** Start Exercise material **

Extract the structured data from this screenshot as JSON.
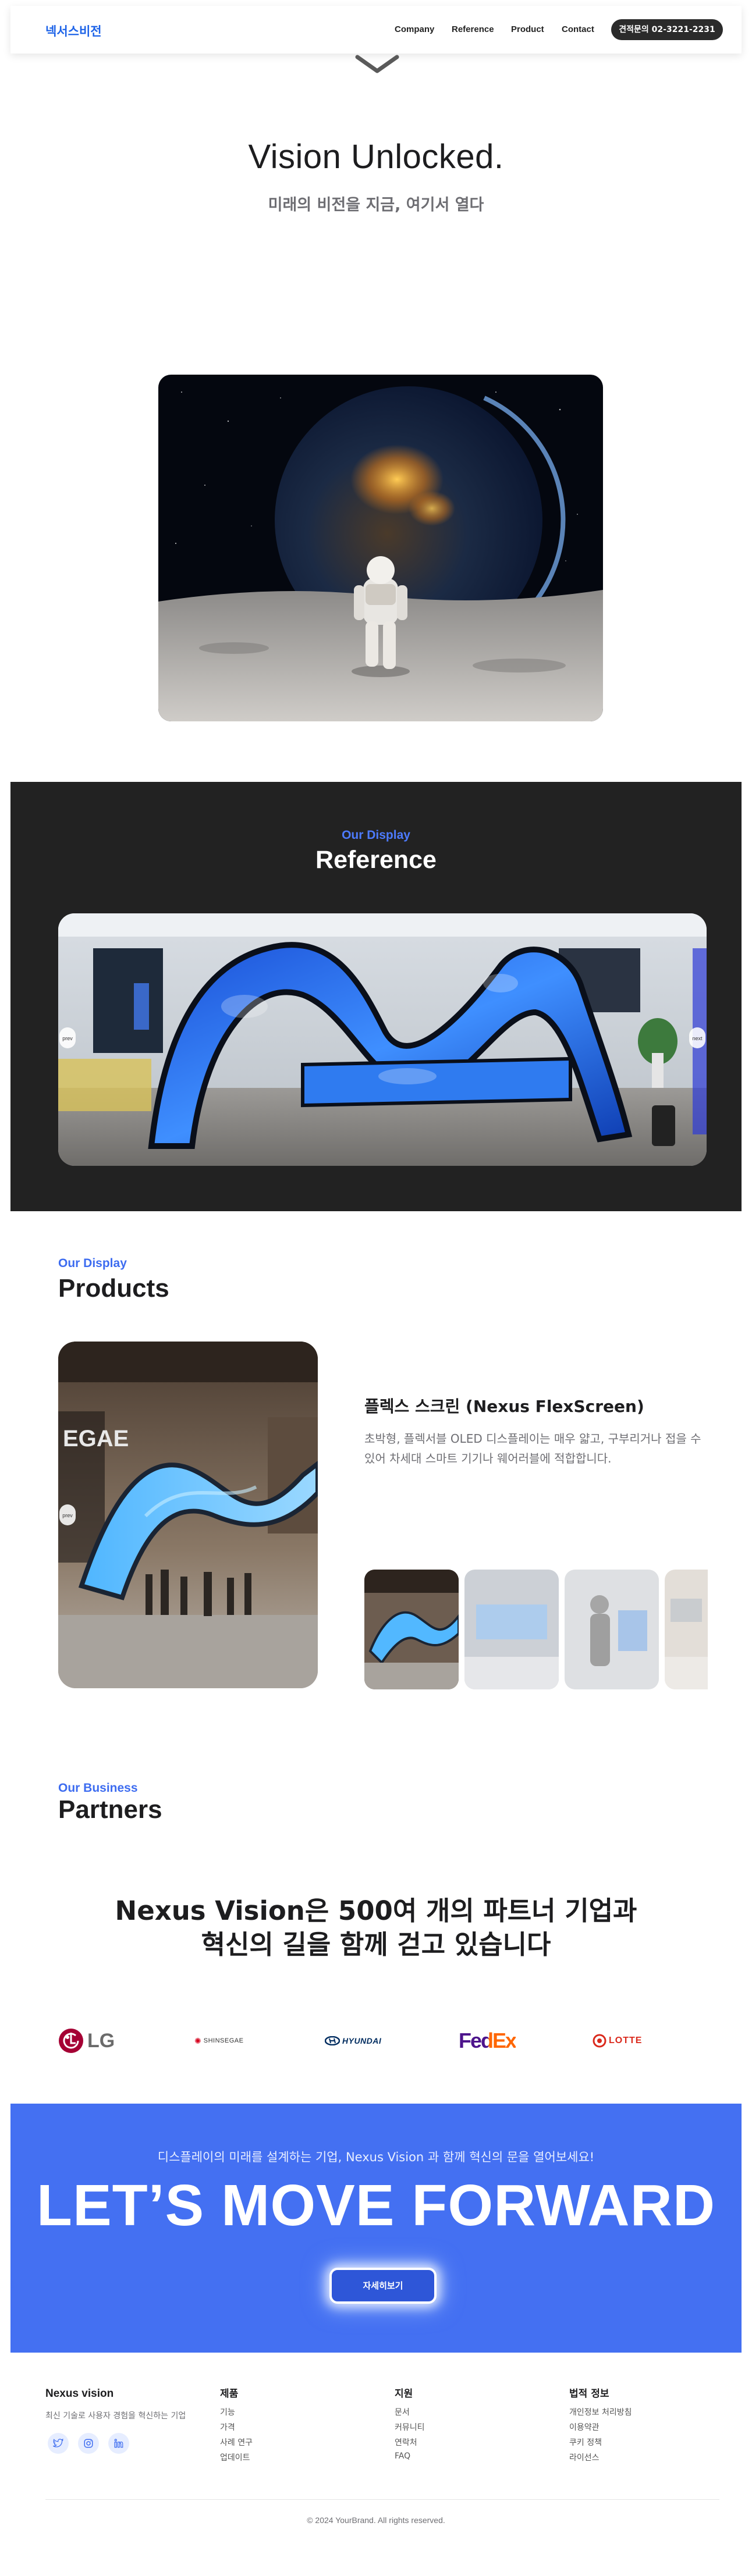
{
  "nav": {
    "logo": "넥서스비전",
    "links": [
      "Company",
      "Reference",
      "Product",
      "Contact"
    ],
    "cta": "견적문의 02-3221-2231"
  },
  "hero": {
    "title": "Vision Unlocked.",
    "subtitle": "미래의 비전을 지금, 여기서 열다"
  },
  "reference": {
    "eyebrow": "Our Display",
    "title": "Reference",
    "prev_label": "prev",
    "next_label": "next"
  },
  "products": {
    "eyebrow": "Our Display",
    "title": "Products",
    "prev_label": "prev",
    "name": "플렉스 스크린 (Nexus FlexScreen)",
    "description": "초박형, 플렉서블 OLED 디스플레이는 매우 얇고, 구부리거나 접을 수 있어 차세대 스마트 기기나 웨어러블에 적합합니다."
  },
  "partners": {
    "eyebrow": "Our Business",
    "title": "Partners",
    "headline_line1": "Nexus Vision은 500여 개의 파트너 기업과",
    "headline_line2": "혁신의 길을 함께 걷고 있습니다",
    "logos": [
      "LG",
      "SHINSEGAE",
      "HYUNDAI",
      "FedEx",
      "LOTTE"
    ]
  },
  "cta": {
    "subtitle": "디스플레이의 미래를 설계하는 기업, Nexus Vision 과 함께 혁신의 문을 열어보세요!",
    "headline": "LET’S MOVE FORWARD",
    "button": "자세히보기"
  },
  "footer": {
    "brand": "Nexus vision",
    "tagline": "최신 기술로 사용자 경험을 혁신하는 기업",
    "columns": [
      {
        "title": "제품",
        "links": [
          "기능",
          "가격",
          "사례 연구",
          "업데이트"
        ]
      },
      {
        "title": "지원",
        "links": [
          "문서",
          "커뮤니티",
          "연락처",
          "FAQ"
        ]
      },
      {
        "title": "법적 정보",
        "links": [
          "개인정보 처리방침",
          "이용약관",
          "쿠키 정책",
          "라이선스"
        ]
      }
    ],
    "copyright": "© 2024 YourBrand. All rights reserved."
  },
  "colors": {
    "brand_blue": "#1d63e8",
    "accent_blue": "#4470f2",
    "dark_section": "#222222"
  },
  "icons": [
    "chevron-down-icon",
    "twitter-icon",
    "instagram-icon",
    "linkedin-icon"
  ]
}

** End Exercise material **

In the data above, how many lines contain the string "subtitle"? Answer with the number only.

**Response to the task:** 2